**EXPLORER LE CONTENU**
(1) D'après l'extrait sur l'œuvre d'Abellio, en quelle année a paru son essai majeur, La Structure absolue ?
(2) Recopiez, dans l'extrait sur l'œuvre d'Abellio, tout ce qui va de « Non qu’une lecture » jusqu'à « publié en 1965. ».
(3) Prolongez l'extrait sur l'œuvre d'Abellio en reprenant après sa dernière phrase.

**EXTRAIT DE PAGE**
□ □ □ □

Non qu’une lecture au premier degré ne permette de leur découvrir des attraits qui les placent déjà à cent coudées au-dessus de la production courante, par la richesse psychologique de héros que l’on retrouve de livre en livre, par le foisonnement de l’intrigue, par cette vision prophétique des événements et de leurs connexions souterraines.
La structure absolue
On comprend par là, et Abellio s’en explique souvent, que le pivot de son œuvre sur quoi repose tout l’édifice, c’est son intuition de ce qu’il nomme la Structure absolue, titre de son essai majeur publié en 1965.
Il ne saurait être question d’en donner ici une définition. Ni même d’en tenter une approche, tant le sujet est ardu. Abellio lui-même estimait à vingt-cinq le nombre de ses lecteurs capables d’en pénétrer les arcanes… Pour s’en tenir aux approximations, disons qu’elle suppose une transfiguration de la conscience et s’apparente à la « raison agissante ou créatrice » de Maître Eckhart. Ou à la « caractéristique universelle » pressentie par Leibniz et que Georges Gusdorf appelle « conscience d’univers ».

□ □ □ □

**DONNÉES ENREGISTRÉES**
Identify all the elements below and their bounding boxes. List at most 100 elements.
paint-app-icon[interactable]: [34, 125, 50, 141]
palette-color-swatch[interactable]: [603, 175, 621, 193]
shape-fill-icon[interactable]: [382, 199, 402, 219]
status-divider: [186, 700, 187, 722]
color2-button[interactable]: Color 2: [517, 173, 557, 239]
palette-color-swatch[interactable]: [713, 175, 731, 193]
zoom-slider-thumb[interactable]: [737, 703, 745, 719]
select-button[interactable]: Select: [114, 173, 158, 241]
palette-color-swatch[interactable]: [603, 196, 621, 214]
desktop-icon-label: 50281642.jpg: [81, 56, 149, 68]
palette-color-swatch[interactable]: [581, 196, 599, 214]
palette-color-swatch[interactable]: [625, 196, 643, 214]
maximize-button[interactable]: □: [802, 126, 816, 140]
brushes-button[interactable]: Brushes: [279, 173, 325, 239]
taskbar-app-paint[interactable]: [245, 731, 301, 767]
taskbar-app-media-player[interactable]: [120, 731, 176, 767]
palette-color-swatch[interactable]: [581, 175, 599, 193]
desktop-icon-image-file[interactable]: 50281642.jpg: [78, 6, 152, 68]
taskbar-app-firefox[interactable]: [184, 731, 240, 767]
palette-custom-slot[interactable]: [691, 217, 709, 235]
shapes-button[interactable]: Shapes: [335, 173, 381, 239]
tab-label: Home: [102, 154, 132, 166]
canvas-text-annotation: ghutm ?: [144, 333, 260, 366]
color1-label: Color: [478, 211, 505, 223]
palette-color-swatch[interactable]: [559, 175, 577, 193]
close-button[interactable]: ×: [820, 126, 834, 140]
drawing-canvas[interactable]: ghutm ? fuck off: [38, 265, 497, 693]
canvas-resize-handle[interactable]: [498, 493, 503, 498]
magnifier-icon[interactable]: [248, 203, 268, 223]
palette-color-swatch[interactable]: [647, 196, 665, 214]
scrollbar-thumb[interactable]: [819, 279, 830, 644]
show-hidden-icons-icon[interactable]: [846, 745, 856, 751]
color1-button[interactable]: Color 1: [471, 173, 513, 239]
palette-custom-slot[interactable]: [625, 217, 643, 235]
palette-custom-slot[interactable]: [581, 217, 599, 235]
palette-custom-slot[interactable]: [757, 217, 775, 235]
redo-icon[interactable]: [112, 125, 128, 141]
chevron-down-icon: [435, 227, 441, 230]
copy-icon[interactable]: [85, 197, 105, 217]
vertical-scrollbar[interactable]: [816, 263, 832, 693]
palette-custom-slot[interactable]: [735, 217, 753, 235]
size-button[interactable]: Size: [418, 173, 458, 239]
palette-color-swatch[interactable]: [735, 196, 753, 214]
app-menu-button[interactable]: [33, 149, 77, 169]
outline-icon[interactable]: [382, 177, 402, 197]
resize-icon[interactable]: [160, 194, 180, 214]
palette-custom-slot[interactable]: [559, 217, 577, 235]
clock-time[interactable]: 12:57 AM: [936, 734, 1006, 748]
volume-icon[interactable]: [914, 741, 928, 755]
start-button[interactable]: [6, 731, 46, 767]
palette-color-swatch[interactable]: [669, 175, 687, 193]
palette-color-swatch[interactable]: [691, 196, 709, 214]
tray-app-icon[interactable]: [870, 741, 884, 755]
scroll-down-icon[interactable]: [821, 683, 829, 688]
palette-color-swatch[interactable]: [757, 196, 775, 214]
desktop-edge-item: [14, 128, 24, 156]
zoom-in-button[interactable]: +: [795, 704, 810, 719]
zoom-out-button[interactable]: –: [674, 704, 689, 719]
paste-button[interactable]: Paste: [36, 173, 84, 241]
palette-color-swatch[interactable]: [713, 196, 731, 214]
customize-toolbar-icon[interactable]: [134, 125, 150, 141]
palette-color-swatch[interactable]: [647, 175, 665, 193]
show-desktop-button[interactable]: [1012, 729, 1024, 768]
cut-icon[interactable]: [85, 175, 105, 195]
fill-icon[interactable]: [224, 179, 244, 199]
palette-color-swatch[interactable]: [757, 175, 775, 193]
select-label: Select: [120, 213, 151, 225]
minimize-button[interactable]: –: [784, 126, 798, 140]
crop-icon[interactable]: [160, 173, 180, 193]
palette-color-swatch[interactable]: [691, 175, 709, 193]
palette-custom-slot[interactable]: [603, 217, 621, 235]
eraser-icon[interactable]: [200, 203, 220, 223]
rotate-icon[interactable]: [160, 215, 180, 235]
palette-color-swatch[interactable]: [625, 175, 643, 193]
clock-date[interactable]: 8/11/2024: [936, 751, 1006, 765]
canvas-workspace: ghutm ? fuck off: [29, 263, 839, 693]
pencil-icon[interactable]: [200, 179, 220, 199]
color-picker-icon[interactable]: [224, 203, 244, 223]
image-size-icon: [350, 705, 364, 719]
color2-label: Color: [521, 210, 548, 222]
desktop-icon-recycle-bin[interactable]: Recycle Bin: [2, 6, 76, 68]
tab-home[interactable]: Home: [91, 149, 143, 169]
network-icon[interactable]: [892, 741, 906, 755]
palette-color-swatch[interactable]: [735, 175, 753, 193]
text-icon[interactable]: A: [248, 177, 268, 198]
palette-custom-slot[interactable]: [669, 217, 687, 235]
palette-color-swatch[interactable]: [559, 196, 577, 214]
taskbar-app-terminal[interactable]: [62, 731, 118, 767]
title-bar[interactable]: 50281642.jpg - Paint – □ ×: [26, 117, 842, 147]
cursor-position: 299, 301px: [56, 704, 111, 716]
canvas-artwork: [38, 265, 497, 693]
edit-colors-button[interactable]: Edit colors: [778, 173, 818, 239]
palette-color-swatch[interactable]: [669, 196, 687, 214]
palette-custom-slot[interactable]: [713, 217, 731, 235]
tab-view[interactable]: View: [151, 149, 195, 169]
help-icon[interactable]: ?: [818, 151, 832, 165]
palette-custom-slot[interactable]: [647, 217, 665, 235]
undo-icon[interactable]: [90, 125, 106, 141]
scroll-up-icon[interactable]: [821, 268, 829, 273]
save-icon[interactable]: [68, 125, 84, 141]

□ □ □ □

**RÉPONSES**
(1) En 1965.

(2)
Non qu’une lecture au premier degré ne permette de leur découvrir des attraits qui les placent déjà à cent coudées au-dessus de la production courante, par la richesse psychologique de héros que l’on retrouve de livre en livre, par le foisonnement de l’intrigue, par cette vision prophétique des événements et de leurs connexions souterraines.
La structure absolue
On comprend par là, et Abellio s’en explique souvent, que le pivot de son œuvre sur quoi repose tout l’édifice, c’est son intuition de ce qu’il nomme la Structure absolue, titre de son essai majeur publié en 1965.

(3)
La grande affaire de sa vie aura été, en définitive, de vérifier le fonctionnement de sa « structure » dans les domaines les plus divers : dynamique des fonctions sociales et politiques, interprétation des mythes, éthique, esthétique et jusqu’aux rapports érotiques. Les héroïnes de ses romans, qui se partagent en « femmes originelles » et « femmes ultimes », pour reprendre sa propre typologie, illustrent ce dernier point.
Un chercheur infatigable
Il va sans dire que ce qui est important pour lui – et qui le différencie radicalement de l’école structuraliste universitaire – est moins de dégager des relations que de les interpréter en les transformant en relations métaphysiques. En quelque sorte, le savant doit admettre que la connaissance se situe au-delà des mathématiques, que la science doit être « coiffée du chapeau métaphysique ». C’est dans cette perspective qu’il prône, dans La Fin de l’ésotérisme, le renouvellement des disciplines et des doctrines traditionnelles, alchimie et astrologie, assignant à l’Occident un rôle prépondérant, celui d’activer et d’intensifier la connaissance initiatique en la maîtrisant intellectuellement et en la portant ainsi à un autre niveau.
Son Introduction à une théorie des nombres bibliques, publiée en collaboration avec Charles Hirsch, dans laquelle il établit d’étonnantes relations entre le YI-King, la Kabbale hébraïque et le code génétique inscrit dans l’ADN constitue le point culminant de ses recherches.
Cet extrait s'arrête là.